-- PROBLEM TO WORK ON --
Go through the material below and copy all lines with "wydania".

====== AVAILABLE DATA

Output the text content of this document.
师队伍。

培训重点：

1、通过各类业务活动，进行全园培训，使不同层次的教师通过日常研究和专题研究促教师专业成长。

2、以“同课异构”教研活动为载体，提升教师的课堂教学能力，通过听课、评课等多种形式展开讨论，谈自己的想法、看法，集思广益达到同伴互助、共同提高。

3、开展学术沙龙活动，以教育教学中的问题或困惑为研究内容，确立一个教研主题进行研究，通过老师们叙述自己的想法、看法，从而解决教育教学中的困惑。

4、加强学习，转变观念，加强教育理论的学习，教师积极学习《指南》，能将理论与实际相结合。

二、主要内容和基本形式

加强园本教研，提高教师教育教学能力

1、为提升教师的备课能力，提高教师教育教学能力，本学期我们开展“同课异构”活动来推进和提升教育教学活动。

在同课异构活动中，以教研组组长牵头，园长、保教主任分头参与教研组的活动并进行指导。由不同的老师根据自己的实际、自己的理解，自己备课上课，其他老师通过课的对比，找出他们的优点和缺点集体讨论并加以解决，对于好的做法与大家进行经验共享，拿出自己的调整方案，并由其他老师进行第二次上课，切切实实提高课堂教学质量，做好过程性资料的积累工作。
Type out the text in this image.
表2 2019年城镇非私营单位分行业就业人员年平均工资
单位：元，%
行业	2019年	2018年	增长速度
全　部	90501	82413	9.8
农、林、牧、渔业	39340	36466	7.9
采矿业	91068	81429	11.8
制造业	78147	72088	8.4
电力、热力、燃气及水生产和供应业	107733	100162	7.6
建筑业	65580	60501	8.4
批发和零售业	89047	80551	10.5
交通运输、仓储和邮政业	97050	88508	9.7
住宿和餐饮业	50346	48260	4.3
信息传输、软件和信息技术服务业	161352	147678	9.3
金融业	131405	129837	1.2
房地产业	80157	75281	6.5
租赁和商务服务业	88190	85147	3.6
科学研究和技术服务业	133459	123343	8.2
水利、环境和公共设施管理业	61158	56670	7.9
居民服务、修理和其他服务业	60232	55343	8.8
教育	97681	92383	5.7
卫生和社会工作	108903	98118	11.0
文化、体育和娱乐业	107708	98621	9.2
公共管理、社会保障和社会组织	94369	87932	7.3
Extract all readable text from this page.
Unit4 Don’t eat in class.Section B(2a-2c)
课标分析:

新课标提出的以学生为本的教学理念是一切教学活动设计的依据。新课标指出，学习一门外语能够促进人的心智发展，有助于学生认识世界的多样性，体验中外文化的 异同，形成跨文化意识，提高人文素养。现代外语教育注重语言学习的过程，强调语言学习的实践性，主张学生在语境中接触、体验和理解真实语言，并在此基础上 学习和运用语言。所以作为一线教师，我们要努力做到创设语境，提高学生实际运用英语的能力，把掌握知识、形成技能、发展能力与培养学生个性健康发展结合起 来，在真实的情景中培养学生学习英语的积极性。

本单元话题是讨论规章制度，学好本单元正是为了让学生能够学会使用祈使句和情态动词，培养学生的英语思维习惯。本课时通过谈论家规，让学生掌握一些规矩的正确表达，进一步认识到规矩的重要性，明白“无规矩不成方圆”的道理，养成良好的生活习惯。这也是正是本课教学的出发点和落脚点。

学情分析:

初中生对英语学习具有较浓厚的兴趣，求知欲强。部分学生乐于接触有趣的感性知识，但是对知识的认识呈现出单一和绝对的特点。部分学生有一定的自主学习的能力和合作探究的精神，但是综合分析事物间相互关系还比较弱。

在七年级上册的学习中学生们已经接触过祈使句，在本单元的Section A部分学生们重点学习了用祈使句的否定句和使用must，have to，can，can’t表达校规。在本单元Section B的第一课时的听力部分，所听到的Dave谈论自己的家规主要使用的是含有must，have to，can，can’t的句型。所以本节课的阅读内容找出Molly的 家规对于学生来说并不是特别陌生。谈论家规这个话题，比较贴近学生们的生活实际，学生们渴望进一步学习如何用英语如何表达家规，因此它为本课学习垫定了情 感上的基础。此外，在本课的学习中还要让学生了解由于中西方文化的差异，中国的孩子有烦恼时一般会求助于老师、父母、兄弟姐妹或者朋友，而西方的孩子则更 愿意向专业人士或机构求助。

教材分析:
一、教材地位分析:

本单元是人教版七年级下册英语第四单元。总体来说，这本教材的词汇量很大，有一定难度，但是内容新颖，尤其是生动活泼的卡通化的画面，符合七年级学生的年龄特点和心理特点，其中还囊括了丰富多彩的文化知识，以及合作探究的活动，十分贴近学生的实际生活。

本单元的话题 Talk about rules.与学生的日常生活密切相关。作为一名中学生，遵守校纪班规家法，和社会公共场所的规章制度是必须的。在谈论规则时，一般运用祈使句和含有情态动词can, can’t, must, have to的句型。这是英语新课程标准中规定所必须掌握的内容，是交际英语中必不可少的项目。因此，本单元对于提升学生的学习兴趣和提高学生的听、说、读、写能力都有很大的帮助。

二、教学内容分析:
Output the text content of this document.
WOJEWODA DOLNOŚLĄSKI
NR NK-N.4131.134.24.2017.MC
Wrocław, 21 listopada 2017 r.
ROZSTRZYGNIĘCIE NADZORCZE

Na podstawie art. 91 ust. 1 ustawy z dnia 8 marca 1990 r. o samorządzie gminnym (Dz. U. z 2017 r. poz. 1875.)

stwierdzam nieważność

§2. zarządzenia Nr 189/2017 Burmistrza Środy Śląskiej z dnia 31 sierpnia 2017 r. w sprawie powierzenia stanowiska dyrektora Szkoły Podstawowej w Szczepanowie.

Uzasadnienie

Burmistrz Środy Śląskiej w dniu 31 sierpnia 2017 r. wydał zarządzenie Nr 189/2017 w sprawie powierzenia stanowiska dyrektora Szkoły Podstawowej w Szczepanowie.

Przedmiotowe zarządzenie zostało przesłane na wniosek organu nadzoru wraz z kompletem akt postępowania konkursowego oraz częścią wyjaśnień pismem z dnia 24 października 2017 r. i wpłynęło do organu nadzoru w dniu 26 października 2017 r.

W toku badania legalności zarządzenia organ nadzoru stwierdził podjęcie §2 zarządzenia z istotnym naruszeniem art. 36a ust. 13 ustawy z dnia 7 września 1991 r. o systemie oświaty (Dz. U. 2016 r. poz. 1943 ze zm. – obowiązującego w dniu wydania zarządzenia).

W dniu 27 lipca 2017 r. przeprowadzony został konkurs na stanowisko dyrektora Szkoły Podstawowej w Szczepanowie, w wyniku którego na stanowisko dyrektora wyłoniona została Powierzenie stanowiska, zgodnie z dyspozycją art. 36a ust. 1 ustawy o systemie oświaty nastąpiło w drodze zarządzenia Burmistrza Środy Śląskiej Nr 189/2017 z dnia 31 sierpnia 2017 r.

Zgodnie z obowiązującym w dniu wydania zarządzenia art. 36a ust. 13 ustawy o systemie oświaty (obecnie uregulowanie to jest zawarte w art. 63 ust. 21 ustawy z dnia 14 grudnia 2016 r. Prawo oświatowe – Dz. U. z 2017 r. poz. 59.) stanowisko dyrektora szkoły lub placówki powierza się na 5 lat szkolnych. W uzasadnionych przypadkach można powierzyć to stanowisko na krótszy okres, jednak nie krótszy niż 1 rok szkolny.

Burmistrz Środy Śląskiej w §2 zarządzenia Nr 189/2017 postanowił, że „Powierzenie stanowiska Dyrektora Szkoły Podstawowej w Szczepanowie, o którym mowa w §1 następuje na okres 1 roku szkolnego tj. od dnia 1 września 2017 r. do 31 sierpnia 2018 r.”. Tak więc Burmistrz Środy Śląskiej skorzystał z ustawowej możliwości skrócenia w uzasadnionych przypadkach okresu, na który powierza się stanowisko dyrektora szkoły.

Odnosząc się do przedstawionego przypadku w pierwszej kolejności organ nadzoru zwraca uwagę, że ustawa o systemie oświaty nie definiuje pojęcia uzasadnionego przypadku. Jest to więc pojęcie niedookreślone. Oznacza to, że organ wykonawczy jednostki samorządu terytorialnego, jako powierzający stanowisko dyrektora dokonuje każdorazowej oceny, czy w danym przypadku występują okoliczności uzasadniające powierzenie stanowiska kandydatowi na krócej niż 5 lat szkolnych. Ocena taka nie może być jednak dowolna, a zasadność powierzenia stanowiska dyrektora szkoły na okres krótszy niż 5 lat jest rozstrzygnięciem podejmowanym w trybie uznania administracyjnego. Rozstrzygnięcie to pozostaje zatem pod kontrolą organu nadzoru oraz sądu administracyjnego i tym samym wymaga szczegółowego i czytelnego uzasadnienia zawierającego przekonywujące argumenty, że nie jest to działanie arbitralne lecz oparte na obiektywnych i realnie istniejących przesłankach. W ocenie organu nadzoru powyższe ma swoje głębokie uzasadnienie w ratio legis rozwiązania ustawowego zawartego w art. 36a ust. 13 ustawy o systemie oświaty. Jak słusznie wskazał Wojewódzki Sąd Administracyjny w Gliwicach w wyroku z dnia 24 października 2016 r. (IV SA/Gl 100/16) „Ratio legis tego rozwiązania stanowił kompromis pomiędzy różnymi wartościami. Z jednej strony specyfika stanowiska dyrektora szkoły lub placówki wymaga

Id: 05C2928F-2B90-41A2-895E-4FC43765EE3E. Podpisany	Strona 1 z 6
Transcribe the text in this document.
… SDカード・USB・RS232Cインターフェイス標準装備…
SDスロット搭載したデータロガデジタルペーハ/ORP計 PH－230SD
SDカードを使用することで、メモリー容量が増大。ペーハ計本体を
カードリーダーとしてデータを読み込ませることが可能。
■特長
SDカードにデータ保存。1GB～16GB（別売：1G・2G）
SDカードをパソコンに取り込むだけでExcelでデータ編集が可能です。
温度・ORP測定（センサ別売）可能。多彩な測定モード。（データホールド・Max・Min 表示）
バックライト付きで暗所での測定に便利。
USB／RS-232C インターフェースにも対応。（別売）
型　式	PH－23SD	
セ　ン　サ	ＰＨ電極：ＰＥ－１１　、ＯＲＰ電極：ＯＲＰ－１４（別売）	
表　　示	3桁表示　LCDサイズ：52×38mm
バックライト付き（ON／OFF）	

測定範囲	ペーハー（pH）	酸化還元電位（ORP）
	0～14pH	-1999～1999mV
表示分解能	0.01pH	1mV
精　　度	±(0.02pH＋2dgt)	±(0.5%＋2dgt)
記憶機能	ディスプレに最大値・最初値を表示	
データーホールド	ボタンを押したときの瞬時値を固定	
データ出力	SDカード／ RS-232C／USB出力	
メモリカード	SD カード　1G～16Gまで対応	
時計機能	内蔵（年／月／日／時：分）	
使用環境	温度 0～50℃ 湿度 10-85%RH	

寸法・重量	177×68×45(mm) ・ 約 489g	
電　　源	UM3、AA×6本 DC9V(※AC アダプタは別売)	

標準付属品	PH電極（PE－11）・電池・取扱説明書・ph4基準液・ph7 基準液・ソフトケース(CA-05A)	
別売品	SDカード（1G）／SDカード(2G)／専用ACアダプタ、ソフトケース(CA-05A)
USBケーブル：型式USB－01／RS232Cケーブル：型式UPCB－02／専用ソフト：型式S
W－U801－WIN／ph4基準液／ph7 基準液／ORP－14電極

============

-- FINAL RESULT --
W toku badania legalności zarządzenia organ nadzoru stwierdził podjęcie §2 zarządzenia z istotnym naruszeniem art. 36a ust. 13 ustawy z dnia 7 września 1991 r. o systemie oświaty (Dz. U. 2016 r. poz. 1943 ze zm. – obowiązującego w dniu wydania zarządzenia).
Zgodnie z obowiązującym w dniu wydania zarządzenia art. 36a ust. 13 ustawy o systemie oświaty (obecnie uregulowanie to jest zawarte w art. 63 ust. 21 ustawy z dnia 14 grudnia 2016 r. Prawo oświatowe – Dz. U. z 2017 r. poz. 59.) stanowisko dyrektora szkoły lub placówki powierza się na 5 lat szkolnych. W uzasadnionych przypadkach można powierzyć to stanowisko na krótszy okres, jednak nie krótszy niż 1 rok szkolny.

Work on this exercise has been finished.